(Collection entries)
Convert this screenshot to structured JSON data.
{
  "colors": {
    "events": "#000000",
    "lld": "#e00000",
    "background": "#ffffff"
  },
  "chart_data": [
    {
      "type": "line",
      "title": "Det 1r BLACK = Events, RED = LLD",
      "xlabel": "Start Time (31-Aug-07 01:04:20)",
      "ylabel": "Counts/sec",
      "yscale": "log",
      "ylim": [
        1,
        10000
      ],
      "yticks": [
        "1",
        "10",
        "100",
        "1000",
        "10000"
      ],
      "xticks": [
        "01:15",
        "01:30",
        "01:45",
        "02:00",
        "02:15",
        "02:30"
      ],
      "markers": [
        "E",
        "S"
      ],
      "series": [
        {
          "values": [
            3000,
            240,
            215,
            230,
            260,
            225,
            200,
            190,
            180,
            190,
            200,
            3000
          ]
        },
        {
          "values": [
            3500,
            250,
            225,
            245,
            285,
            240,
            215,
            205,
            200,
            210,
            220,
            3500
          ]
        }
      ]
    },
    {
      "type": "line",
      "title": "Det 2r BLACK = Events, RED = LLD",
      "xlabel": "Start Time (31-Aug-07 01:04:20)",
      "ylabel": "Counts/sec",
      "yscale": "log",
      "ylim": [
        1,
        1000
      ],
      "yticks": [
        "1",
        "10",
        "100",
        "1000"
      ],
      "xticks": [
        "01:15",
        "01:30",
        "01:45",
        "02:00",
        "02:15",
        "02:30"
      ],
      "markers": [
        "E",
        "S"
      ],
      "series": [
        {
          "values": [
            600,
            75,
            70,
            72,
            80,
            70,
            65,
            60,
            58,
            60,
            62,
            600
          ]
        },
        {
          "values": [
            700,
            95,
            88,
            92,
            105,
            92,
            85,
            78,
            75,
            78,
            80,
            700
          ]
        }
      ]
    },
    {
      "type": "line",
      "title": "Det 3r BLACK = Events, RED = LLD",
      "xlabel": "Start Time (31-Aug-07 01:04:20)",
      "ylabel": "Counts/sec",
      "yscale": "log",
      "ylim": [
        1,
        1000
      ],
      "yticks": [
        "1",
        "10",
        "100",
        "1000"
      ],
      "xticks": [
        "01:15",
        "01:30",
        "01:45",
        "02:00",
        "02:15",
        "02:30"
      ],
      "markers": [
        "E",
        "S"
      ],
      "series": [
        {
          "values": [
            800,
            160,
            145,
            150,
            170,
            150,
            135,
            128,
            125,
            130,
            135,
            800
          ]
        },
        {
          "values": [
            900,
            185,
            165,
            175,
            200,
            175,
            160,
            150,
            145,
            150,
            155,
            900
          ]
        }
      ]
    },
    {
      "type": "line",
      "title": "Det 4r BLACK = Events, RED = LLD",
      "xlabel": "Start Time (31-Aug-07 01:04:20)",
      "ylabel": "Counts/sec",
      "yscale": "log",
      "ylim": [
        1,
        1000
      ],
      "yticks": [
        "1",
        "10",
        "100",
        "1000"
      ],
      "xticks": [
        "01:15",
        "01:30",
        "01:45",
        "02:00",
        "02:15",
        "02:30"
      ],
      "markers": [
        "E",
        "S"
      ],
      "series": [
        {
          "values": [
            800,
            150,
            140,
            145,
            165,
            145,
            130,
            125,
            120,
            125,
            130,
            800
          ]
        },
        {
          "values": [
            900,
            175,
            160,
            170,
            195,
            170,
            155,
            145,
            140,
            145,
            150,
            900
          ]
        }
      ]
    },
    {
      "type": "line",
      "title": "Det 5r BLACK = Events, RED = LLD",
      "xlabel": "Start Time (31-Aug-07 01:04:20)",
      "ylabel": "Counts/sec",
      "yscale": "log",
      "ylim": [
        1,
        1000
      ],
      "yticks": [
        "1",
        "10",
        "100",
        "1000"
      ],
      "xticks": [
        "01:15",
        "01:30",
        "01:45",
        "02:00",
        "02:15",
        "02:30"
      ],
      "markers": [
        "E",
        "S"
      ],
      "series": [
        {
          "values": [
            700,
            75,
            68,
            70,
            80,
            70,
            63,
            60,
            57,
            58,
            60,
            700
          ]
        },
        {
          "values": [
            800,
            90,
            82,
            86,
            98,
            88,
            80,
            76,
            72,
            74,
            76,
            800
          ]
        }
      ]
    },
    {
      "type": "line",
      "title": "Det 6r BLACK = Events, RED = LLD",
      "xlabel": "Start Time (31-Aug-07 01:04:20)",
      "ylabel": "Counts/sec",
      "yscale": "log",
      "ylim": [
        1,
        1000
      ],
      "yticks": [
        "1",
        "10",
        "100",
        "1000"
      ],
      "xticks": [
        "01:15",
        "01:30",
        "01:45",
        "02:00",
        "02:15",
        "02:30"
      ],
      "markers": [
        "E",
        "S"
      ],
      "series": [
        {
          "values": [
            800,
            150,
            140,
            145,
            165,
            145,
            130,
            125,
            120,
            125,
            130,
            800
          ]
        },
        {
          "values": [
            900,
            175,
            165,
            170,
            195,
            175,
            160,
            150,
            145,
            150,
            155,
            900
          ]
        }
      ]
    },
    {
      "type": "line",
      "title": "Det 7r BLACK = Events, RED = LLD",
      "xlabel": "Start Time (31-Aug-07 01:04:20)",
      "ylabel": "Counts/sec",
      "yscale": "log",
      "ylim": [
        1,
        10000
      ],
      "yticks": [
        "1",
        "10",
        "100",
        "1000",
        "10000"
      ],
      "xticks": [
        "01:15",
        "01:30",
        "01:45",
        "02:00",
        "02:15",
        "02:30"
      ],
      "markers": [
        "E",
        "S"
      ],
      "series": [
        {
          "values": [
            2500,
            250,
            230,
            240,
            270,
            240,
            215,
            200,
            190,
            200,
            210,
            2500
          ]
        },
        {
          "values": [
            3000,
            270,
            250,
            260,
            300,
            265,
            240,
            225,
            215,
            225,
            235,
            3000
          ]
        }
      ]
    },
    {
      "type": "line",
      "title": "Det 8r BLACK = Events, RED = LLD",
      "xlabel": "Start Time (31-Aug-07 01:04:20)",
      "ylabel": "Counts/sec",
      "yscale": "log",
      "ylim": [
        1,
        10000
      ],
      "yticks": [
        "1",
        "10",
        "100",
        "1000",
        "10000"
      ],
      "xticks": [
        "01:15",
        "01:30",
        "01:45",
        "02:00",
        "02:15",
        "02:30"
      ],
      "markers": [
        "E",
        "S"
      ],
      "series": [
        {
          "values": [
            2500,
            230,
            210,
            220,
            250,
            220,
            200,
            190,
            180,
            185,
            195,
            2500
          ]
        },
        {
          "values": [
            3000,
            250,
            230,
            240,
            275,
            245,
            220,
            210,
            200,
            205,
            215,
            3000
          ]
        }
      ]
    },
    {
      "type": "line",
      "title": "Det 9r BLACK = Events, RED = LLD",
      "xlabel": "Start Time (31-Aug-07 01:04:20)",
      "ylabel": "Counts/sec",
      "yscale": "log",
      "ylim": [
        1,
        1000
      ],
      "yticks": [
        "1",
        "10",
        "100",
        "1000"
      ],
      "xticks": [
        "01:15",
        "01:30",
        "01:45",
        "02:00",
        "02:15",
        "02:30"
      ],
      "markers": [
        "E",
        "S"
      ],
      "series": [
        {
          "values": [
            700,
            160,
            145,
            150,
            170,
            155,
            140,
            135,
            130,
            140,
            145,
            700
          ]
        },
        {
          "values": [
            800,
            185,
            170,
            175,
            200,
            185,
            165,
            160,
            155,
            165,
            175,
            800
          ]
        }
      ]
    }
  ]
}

Work to do :: Pick each line holding the word "BLACK" out of the listing.

Result of the task ::
      "title": "Det 1r BLACK = Events, RED = LLD",
      "title": "Det 2r BLACK = Events, RED = LLD",
      "title": "Det 3r BLACK = Events, RED = LLD",
      "title": "Det 4r BLACK = Events, RED = LLD",
      "title": "Det 5r BLACK = Events, RED = LLD",
      "title": "Det 6r BLACK = Events, RED = LLD",
      "title": "Det 7r BLACK = Events, RED = LLD",
      "title": "Det 8r BLACK = Events, RED = LLD",
      "title": "Det 9r BLACK = Events, RED = LLD",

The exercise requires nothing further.